- **The exercise**
Locate each line of the material that contains "heading", then return it.

--------

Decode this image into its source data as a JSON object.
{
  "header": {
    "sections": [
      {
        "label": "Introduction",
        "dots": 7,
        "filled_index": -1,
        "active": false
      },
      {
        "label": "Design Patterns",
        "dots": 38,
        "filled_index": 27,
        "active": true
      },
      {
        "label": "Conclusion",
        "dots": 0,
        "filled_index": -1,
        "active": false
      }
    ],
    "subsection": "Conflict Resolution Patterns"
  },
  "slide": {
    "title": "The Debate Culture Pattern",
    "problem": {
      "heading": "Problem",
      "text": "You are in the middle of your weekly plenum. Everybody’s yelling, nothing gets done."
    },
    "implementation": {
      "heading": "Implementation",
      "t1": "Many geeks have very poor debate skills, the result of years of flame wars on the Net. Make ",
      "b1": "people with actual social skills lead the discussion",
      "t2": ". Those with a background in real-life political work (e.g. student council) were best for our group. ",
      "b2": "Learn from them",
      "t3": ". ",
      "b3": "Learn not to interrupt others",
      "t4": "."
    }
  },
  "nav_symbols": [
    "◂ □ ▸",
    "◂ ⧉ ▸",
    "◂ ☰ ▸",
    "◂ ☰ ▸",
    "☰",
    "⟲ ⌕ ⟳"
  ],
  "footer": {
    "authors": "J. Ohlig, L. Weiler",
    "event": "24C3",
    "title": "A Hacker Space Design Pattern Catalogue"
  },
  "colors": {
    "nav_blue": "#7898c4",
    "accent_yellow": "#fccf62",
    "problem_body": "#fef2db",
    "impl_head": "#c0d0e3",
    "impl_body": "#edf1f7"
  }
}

--------

- **Solved exercise**
      "heading": "Problem",
      "heading": "Implementation",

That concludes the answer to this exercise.